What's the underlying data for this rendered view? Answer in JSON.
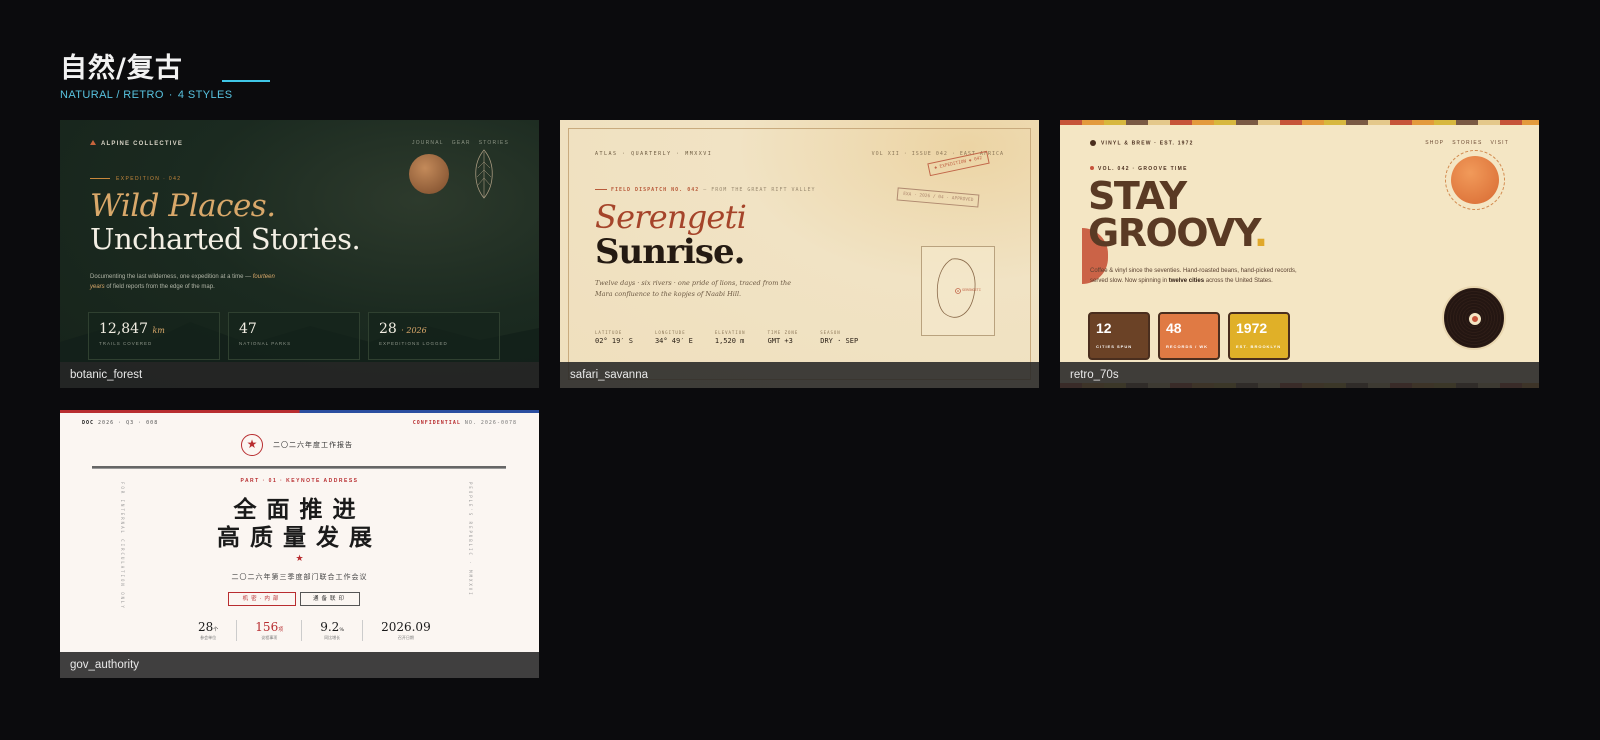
{
  "header": {
    "title": "自然/复古",
    "subtitle": "NATURAL / RETRO",
    "count": "4 STYLES",
    "accent": "#3fc6e6"
  },
  "cards": [
    {
      "label": "botanic_forest",
      "brand": "ALPINE COLLECTIVE",
      "nav": [
        "JOURNAL",
        "GEAR",
        "STORIES"
      ],
      "eyebrow": "EXPEDITION · 042",
      "headline_1": "Wild Places.",
      "headline_2": "Uncharted Stories.",
      "desc_pre": "Documenting the last wilderness, one expedition at a time —",
      "desc_em": "fourteen years",
      "desc_post": "of field reports from the edge of the map.",
      "stats": [
        {
          "value": "12,847",
          "unit": "km",
          "label": "TRAILS COVERED"
        },
        {
          "value": "47",
          "unit": "",
          "label": "NATIONAL PARKS"
        },
        {
          "value": "28",
          "unit": "· 2026",
          "label": "EXPEDITIONS LOGGED"
        }
      ]
    },
    {
      "label": "safari_savanna",
      "top_left": "ATLAS · QUARTERLY · MMXXVI",
      "top_right": "VOL XII · ISSUE 042 · EAST AFRICA",
      "dispatch": "FIELD DISPATCH NO. 042",
      "dispatch_from": "— FROM THE GREAT RIFT VALLEY",
      "headline_1": "Serengeti",
      "headline_2": "Sunrise.",
      "desc": "Twelve days · six rivers · one pride of lions, traced from the Mara confluence to the kopjes of Naabi Hill.",
      "stamp_1": "◆ EXPEDITION ◆ 042",
      "stamp_2": "EXA · 2026 / 04 · APPROVED",
      "map_label": "SERENGETI",
      "coords": [
        {
          "key": "LATITUDE",
          "value": "02° 19′ S"
        },
        {
          "key": "LONGITUDE",
          "value": "34° 49′ E"
        },
        {
          "key": "ELEVATION",
          "value": "1,520 m"
        },
        {
          "key": "TIME ZONE",
          "value": "GMT +3"
        },
        {
          "key": "SEASON",
          "value": "DRY · SEP"
        }
      ]
    },
    {
      "label": "retro_70s",
      "brand": "VINYL & BREW · EST. 1972",
      "nav": [
        "SHOP",
        "STORIES",
        "VISIT"
      ],
      "vol": "VOL. 042 · GROOVE TIME",
      "headline_1": "STAY",
      "headline_2": "GROOVY",
      "headline_dot": ".",
      "desc_pre": "Coffee & vinyl since the seventies. Hand-roasted beans, hand-picked records, served slow. Now spinning in",
      "desc_bold": "twelve cities",
      "desc_post": "across the United States.",
      "stats": [
        {
          "value": "12",
          "label": "CITIES SPUN",
          "color": "#6b4226"
        },
        {
          "value": "48",
          "label": "RECORDS / WK",
          "color": "#e07a44"
        },
        {
          "value": "1972",
          "label": "EST. BROOKLYN",
          "color": "#e0b028"
        }
      ]
    },
    {
      "label": "gov_authority",
      "doc": "DOC",
      "doc_meta": "2026 · Q3 · 008",
      "confidential": "CONFIDENTIAL",
      "confidential_no": "NO. 2026-0078",
      "report": "二〇二六年度工作报告",
      "part": "PART · 01 · KEYNOTE ADDRESS",
      "headline_1": "全面推进",
      "headline_2": "高质量发展",
      "meeting": "二〇二六年第三季度部门联合工作会议",
      "btn_1": "机密·内部",
      "btn_2": "通备联印",
      "side_left": "FOR INTERNAL CIRCULATION ONLY",
      "side_right": "PEOPLE'S REPUBLIC · MMXXVI",
      "stats": [
        {
          "value": "28",
          "unit": "个",
          "label": "参会单位",
          "red": false
        },
        {
          "value": "156",
          "unit": "项",
          "label": "议程事项",
          "red": true
        },
        {
          "value": "9.2",
          "unit": "%",
          "label": "同比增长",
          "red": false
        },
        {
          "value": "2026.09",
          "unit": "",
          "label": "召开日期",
          "red": false
        }
      ]
    }
  ]
}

- - - - -

**Directions**
Copy every record above exactly as written, but leave out the pictures.

**Complete response**
What's the underlying data for this rendered view? Answer in JSON.
{
  "header": {
    "title": "自然/复古",
    "subtitle": "NATURAL / RETRO",
    "count": "4 STYLES",
    "accent": "#3fc6e6"
  },
  "cards": [
    {
      "label": "botanic_forest",
      "brand": "ALPINE COLLECTIVE",
      "nav": [
        "JOURNAL",
        "GEAR",
        "STORIES"
      ],
      "eyebrow": "EXPEDITION · 042",
      "headline_1": "Wild Places.",
      "headline_2": "Uncharted Stories.",
      "desc_pre": "Documenting the last wilderness, one expedition at a time —",
      "desc_em": "fourteen years",
      "desc_post": "of field reports from the edge of the map.",
      "stats": [
        {
          "value": "12,847",
          "unit": "km",
          "label": "TRAILS COVERED"
        },
        {
          "value": "47",
          "unit": "",
          "label": "NATIONAL PARKS"
        },
        {
          "value": "28",
          "unit": "· 2026",
          "label": "EXPEDITIONS LOGGED"
        }
      ]
    },
    {
      "label": "safari_savanna",
      "top_left": "ATLAS · QUARTERLY · MMXXVI",
      "top_right": "VOL XII · ISSUE 042 · EAST AFRICA",
      "dispatch": "FIELD DISPATCH NO. 042",
      "dispatch_from": "— FROM THE GREAT RIFT VALLEY",
      "headline_1": "Serengeti",
      "headline_2": "Sunrise.",
      "desc": "Twelve days · six rivers · one pride of lions, traced from the Mara confluence to the kopjes of Naabi Hill.",
      "stamp_1": "◆ EXPEDITION ◆ 042",
      "stamp_2": "EXA · 2026 / 04 · APPROVED",
      "map_label": "SERENGETI",
      "coords": [
        {
          "key": "LATITUDE",
          "value": "02° 19′ S"
        },
        {
          "key": "LONGITUDE",
          "value": "34° 49′ E"
        },
        {
          "key": "ELEVATION",
          "value": "1,520 m"
        },
        {
          "key": "TIME ZONE",
          "value": "GMT +3"
        },
        {
          "key": "SEASON",
          "value": "DRY · SEP"
        }
      ]
    },
    {
      "label": "retro_70s",
      "brand": "VINYL & BREW · EST. 1972",
      "nav": [
        "SHOP",
        "STORIES",
        "VISIT"
      ],
      "vol": "VOL. 042 · GROOVE TIME",
      "headline_1": "STAY",
      "headline_2": "GROOVY",
      "headline_dot": ".",
      "desc_pre": "Coffee & vinyl since the seventies. Hand-roasted beans, hand-picked records, served slow. Now spinning in",
      "desc_bold": "twelve cities",
      "desc_post": "across the United States.",
      "stats": [
        {
          "value": "12",
          "label": "CITIES SPUN",
          "color": "#6b4226"
        },
        {
          "value": "48",
          "label": "RECORDS / WK",
          "color": "#e07a44"
        },
        {
          "value": "1972",
          "label": "EST. BROOKLYN",
          "color": "#e0b028"
        }
      ]
    },
    {
      "label": "gov_authority",
      "doc": "DOC",
      "doc_meta": "2026 · Q3 · 008",
      "confidential": "CONFIDENTIAL",
      "confidential_no": "NO. 2026-0078",
      "report": "二〇二六年度工作报告",
      "part": "PART · 01 · KEYNOTE ADDRESS",
      "headline_1": "全面推进",
      "headline_2": "高质量发展",
      "meeting": "二〇二六年第三季度部门联合工作会议",
      "btn_1": "机密·内部",
      "btn_2": "通备联印",
      "side_left": "FOR INTERNAL CIRCULATION ONLY",
      "side_right": "PEOPLE'S REPUBLIC · MMXXVI",
      "stats": [
        {
          "value": "28",
          "unit": "个",
          "label": "参会单位",
          "red": false
        },
        {
          "value": "156",
          "unit": "项",
          "label": "议程事项",
          "red": true
        },
        {
          "value": "9.2",
          "unit": "%",
          "label": "同比增长",
          "red": false
        },
        {
          "value": "2026.09",
          "unit": "",
          "label": "召开日期",
          "red": false
        }
      ]
    }
  ]
}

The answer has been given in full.